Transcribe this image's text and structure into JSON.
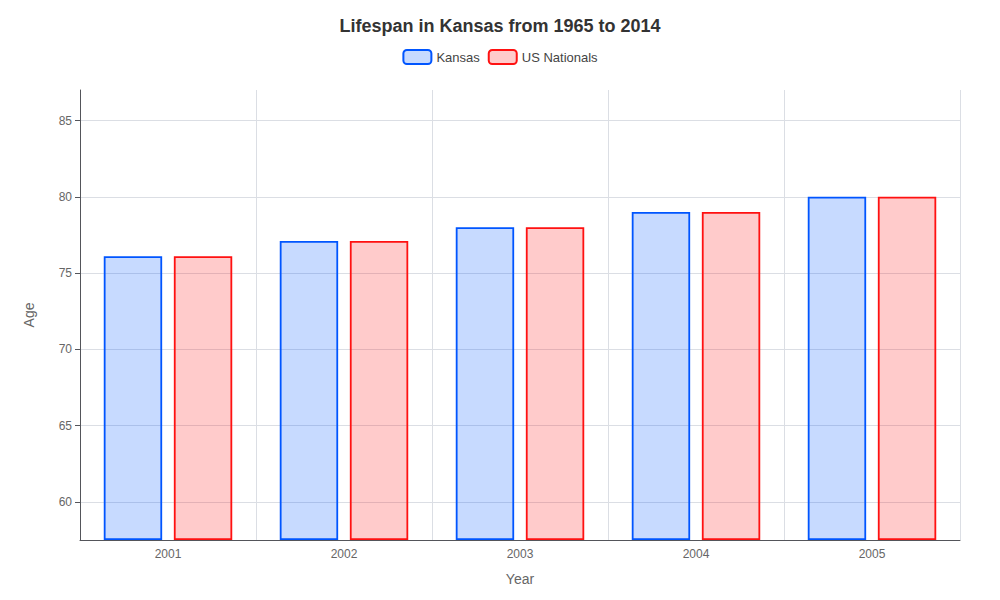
{
  "chart_data": {
    "type": "bar",
    "title": "Lifespan in Kansas from 1965 to 2014",
    "x_label": "Year",
    "y_label": "Age",
    "categories": [
      "2001",
      "2002",
      "2003",
      "2004",
      "2005"
    ],
    "series": [
      {
        "name": "Kansas",
        "color": "#0055ff",
        "values": [
          76.1,
          77.1,
          78.0,
          79.0,
          80.0
        ]
      },
      {
        "name": "US Nationals",
        "color": "#ff1111",
        "values": [
          76.1,
          77.1,
          78.0,
          79.0,
          80.0
        ]
      }
    ],
    "ylim": [
      57.5,
      87
    ],
    "yticks": [
      60,
      65,
      70,
      75,
      80,
      85
    ],
    "grid": true,
    "legend": "top"
  }
}
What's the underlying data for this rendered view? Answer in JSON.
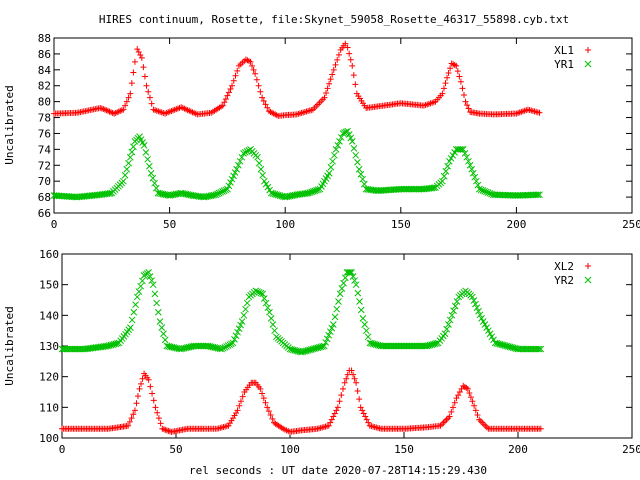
{
  "title": "HIRES continuum, Rosette, file:Skynet_59058_Rosette_46317_55898.cyb.txt",
  "xlabel": "rel seconds : UT date 2020-07-28T14:15:29.430",
  "colors": {
    "red": "#ff0000",
    "green": "#00c000",
    "axis": "#000000"
  },
  "chart_data": [
    {
      "type": "scatter",
      "ylabel": "Uncalibrated",
      "xlim": [
        0,
        250
      ],
      "ylim": [
        66,
        88
      ],
      "xticks": [
        0,
        50,
        100,
        150,
        200,
        250
      ],
      "yticks": [
        66,
        68,
        70,
        72,
        74,
        76,
        78,
        80,
        82,
        84,
        86,
        88
      ],
      "legend_position": "top-right",
      "grid": false,
      "series": [
        {
          "name": "XL1",
          "color": "#ff0000",
          "marker": "plus",
          "x": [
            0,
            10,
            20,
            22,
            26,
            30,
            33,
            35,
            36,
            38,
            40,
            43,
            48,
            55,
            62,
            68,
            73,
            77,
            80,
            83,
            85,
            87,
            90,
            93,
            97,
            100,
            105,
            112,
            117,
            121,
            124,
            126,
            127,
            129,
            131,
            135,
            140,
            150,
            160,
            165,
            168,
            170,
            172,
            174,
            176,
            178,
            180,
            184,
            190,
            200,
            205,
            210
          ],
          "y": [
            78.5,
            78.6,
            79.2,
            79.0,
            78.5,
            79.0,
            81.0,
            85.0,
            86.6,
            85.5,
            82.0,
            79.0,
            78.5,
            79.3,
            78.4,
            78.6,
            79.5,
            82.0,
            84.5,
            85.3,
            85.0,
            83.5,
            80.5,
            78.8,
            78.2,
            78.3,
            78.4,
            79.0,
            80.5,
            84.0,
            86.5,
            87.3,
            86.8,
            84.5,
            81.0,
            79.2,
            79.4,
            79.8,
            79.5,
            80.0,
            81.0,
            83.0,
            84.8,
            84.5,
            82.5,
            80.0,
            78.7,
            78.5,
            78.4,
            78.5,
            79.0,
            78.6
          ]
        },
        {
          "name": "YR1",
          "color": "#00c000",
          "marker": "cross",
          "x": [
            0,
            10,
            20,
            25,
            30,
            33,
            35,
            37,
            39,
            42,
            45,
            50,
            55,
            60,
            65,
            70,
            75,
            79,
            82,
            85,
            88,
            91,
            94,
            100,
            105,
            110,
            115,
            119,
            122,
            125,
            127,
            129,
            132,
            135,
            140,
            150,
            160,
            165,
            168,
            171,
            174,
            177,
            180,
            184,
            190,
            200,
            210
          ],
          "y": [
            68.2,
            68.0,
            68.3,
            68.5,
            70.0,
            73.0,
            75.0,
            75.6,
            74.5,
            71.0,
            68.5,
            68.2,
            68.5,
            68.2,
            68.0,
            68.3,
            69.0,
            71.5,
            73.5,
            74.0,
            73.0,
            70.0,
            68.5,
            68.0,
            68.3,
            68.5,
            69.0,
            71.0,
            74.0,
            76.0,
            76.3,
            75.0,
            71.5,
            69.0,
            68.8,
            69.0,
            69.0,
            69.2,
            70.0,
            72.5,
            74.0,
            74.0,
            72.0,
            69.0,
            68.3,
            68.2,
            68.3
          ]
        }
      ]
    },
    {
      "type": "scatter",
      "ylabel": "Uncalibrated",
      "xlim": [
        0,
        250
      ],
      "ylim": [
        100,
        160
      ],
      "xticks": [
        0,
        50,
        100,
        150,
        200,
        250
      ],
      "yticks": [
        100,
        110,
        120,
        130,
        140,
        150,
        160
      ],
      "legend_position": "top-right",
      "grid": false,
      "series": [
        {
          "name": "XL2",
          "color": "#ff0000",
          "marker": "plus",
          "x": [
            0,
            10,
            20,
            25,
            29,
            32,
            34,
            36,
            38,
            41,
            44,
            48,
            55,
            62,
            68,
            73,
            77,
            80,
            83,
            85,
            87,
            90,
            93,
            97,
            100,
            105,
            112,
            117,
            121,
            124,
            126,
            127,
            129,
            131,
            135,
            140,
            150,
            160,
            166,
            170,
            173,
            176,
            178,
            180,
            183,
            187,
            195,
            205,
            210
          ],
          "y": [
            103,
            103,
            103,
            103.5,
            104,
            109,
            116,
            121,
            119,
            110,
            103,
            102,
            103,
            103,
            103,
            104,
            109,
            115,
            118,
            118,
            116,
            110,
            105,
            103,
            102,
            102.5,
            103,
            104,
            110,
            118,
            122,
            122,
            118,
            110,
            104,
            103,
            103,
            103.5,
            104,
            107,
            113,
            117,
            116,
            112,
            106,
            103,
            103,
            103,
            103
          ]
        },
        {
          "name": "YR2",
          "color": "#00c000",
          "marker": "cross",
          "x": [
            0,
            10,
            20,
            25,
            30,
            33,
            36,
            38,
            40,
            43,
            46,
            52,
            58,
            64,
            70,
            75,
            79,
            82,
            85,
            88,
            91,
            94,
            100,
            105,
            110,
            115,
            119,
            122,
            125,
            127,
            129,
            132,
            135,
            140,
            150,
            160,
            165,
            168,
            171,
            174,
            177,
            180,
            184,
            190,
            200,
            210
          ],
          "y": [
            129,
            129,
            130,
            131,
            136,
            146,
            153,
            154,
            150,
            138,
            130,
            129,
            130,
            130,
            129,
            131,
            138,
            146,
            148,
            147,
            141,
            133,
            129,
            128,
            129,
            130,
            137,
            147,
            154,
            154,
            150,
            139,
            131,
            130,
            130,
            130,
            131,
            134,
            140,
            146,
            148,
            146,
            139,
            131,
            129,
            129
          ]
        }
      ]
    }
  ]
}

Job:
Locate all lines holding the word "Kansas", then copy them out.

Exercise solution:
    "title": "Lifespan in Kansas from 1965 to 2014",
        "name": "Kansas",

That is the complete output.